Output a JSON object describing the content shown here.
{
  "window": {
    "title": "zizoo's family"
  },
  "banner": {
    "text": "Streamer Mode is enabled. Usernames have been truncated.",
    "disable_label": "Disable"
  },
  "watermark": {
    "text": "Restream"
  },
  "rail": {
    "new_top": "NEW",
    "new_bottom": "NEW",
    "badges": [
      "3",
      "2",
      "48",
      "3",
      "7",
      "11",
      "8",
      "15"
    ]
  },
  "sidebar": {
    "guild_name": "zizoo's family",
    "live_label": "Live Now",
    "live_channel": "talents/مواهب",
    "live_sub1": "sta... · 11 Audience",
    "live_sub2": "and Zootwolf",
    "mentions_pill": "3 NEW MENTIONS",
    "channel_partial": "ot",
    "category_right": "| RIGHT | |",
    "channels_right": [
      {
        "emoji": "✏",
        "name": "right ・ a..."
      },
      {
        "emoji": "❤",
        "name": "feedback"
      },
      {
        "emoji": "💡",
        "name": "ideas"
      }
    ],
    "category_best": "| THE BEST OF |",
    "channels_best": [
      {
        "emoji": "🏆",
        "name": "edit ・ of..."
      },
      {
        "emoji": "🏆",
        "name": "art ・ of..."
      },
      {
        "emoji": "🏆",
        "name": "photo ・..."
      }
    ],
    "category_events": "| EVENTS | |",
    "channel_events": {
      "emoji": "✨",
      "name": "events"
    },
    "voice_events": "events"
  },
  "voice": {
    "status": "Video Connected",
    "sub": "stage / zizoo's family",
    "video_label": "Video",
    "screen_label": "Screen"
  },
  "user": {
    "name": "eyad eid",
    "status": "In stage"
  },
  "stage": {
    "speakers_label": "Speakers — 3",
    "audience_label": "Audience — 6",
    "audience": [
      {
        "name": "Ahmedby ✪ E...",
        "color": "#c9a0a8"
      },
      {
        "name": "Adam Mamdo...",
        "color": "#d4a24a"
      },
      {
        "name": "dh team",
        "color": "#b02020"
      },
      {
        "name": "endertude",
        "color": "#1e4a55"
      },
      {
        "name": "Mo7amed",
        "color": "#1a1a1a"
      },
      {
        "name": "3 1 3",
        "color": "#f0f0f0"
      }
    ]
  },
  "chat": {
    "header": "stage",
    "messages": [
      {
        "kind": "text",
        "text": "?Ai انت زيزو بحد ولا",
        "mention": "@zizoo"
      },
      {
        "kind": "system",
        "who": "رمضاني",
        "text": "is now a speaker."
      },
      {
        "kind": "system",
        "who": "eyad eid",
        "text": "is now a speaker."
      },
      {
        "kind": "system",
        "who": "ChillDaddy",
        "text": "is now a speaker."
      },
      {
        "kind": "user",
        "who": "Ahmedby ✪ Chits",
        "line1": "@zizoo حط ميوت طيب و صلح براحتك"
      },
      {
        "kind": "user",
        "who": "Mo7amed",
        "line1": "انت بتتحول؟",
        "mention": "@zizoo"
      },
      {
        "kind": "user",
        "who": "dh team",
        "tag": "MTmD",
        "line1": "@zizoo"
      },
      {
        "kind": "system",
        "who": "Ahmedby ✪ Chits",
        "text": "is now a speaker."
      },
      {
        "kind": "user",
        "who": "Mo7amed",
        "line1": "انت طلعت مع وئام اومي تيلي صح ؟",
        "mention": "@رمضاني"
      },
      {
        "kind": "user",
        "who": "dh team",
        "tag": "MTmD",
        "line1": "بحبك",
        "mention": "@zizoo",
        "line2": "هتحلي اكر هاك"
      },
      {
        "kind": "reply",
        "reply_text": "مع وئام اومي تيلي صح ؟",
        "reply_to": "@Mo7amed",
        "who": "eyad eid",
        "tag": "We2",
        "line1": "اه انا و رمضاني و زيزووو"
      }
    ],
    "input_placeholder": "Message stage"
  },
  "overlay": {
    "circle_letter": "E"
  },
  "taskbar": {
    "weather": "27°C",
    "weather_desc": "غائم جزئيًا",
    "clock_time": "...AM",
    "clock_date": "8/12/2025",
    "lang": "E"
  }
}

____________

REQUIREMENT >>
Without leaving anything out, give the entries again exactly.

THE OUTPUT >>
Output a JSON object describing the content shown here.
{
  "window": {
    "title": "zizoo's family"
  },
  "banner": {
    "text": "Streamer Mode is enabled. Usernames have been truncated.",
    "disable_label": "Disable"
  },
  "watermark": {
    "text": "Restream"
  },
  "rail": {
    "new_top": "NEW",
    "new_bottom": "NEW",
    "badges": [
      "3",
      "2",
      "48",
      "3",
      "7",
      "11",
      "8",
      "15"
    ]
  },
  "sidebar": {
    "guild_name": "zizoo's family",
    "live_label": "Live Now",
    "live_channel": "talents/مواهب",
    "live_sub1": "sta... · 11 Audience",
    "live_sub2": "and Zootwolf",
    "mentions_pill": "3 NEW MENTIONS",
    "channel_partial": "ot",
    "category_right": "| RIGHT | |",
    "channels_right": [
      {
        "emoji": "✏",
        "name": "right ・ a..."
      },
      {
        "emoji": "❤",
        "name": "feedback"
      },
      {
        "emoji": "💡",
        "name": "ideas"
      }
    ],
    "category_best": "| THE BEST OF |",
    "channels_best": [
      {
        "emoji": "🏆",
        "name": "edit ・ of..."
      },
      {
        "emoji": "🏆",
        "name": "art ・ of..."
      },
      {
        "emoji": "🏆",
        "name": "photo ・..."
      }
    ],
    "category_events": "| EVENTS | |",
    "channel_events": {
      "emoji": "✨",
      "name": "events"
    },
    "voice_events": "events"
  },
  "voice": {
    "status": "Video Connected",
    "sub": "stage / zizoo's family",
    "video_label": "Video",
    "screen_label": "Screen"
  },
  "user": {
    "name": "eyad eid",
    "status": "In stage"
  },
  "stage": {
    "speakers_label": "Speakers — 3",
    "audience_label": "Audience — 6",
    "audience": [
      {
        "name": "Ahmedby ✪ E...",
        "color": "#c9a0a8"
      },
      {
        "name": "Adam Mamdo...",
        "color": "#d4a24a"
      },
      {
        "name": "dh team",
        "color": "#b02020"
      },
      {
        "name": "endertude",
        "color": "#1e4a55"
      },
      {
        "name": "Mo7amed",
        "color": "#1a1a1a"
      },
      {
        "name": "3 1 3",
        "color": "#f0f0f0"
      }
    ]
  },
  "chat": {
    "header": "stage",
    "messages": [
      {
        "kind": "text",
        "text": "?Ai انت زيزو بحد ولا",
        "mention": "@zizoo"
      },
      {
        "kind": "system",
        "who": "رمضاني",
        "text": "is now a speaker."
      },
      {
        "kind": "system",
        "who": "eyad eid",
        "text": "is now a speaker."
      },
      {
        "kind": "system",
        "who": "ChillDaddy",
        "text": "is now a speaker."
      },
      {
        "kind": "user",
        "who": "Ahmedby ✪ Chits",
        "line1": "@zizoo حط ميوت طيب و صلح براحتك"
      },
      {
        "kind": "user",
        "who": "Mo7amed",
        "line1": "انت بتتحول؟",
        "mention": "@zizoo"
      },
      {
        "kind": "user",
        "who": "dh team",
        "tag": "MTmD",
        "line1": "@zizoo"
      },
      {
        "kind": "system",
        "who": "Ahmedby ✪ Chits",
        "text": "is now a speaker."
      },
      {
        "kind": "user",
        "who": "Mo7amed",
        "line1": "انت طلعت مع وئام اومي تيلي صح ؟",
        "mention": "@رمضاني"
      },
      {
        "kind": "user",
        "who": "dh team",
        "tag": "MTmD",
        "line1": "بحبك",
        "mention": "@zizoo",
        "line2": "هتحلي اكر هاك"
      },
      {
        "kind": "reply",
        "reply_text": "مع وئام اومي تيلي صح ؟",
        "reply_to": "@Mo7amed",
        "who": "eyad eid",
        "tag": "We2",
        "line1": "اه انا و رمضاني و زيزووو"
      }
    ],
    "input_placeholder": "Message stage"
  },
  "overlay": {
    "circle_letter": "E"
  },
  "taskbar": {
    "weather": "27°C",
    "weather_desc": "غائم جزئيًا",
    "clock_time": "...AM",
    "clock_date": "8/12/2025",
    "lang": "E"
  }
}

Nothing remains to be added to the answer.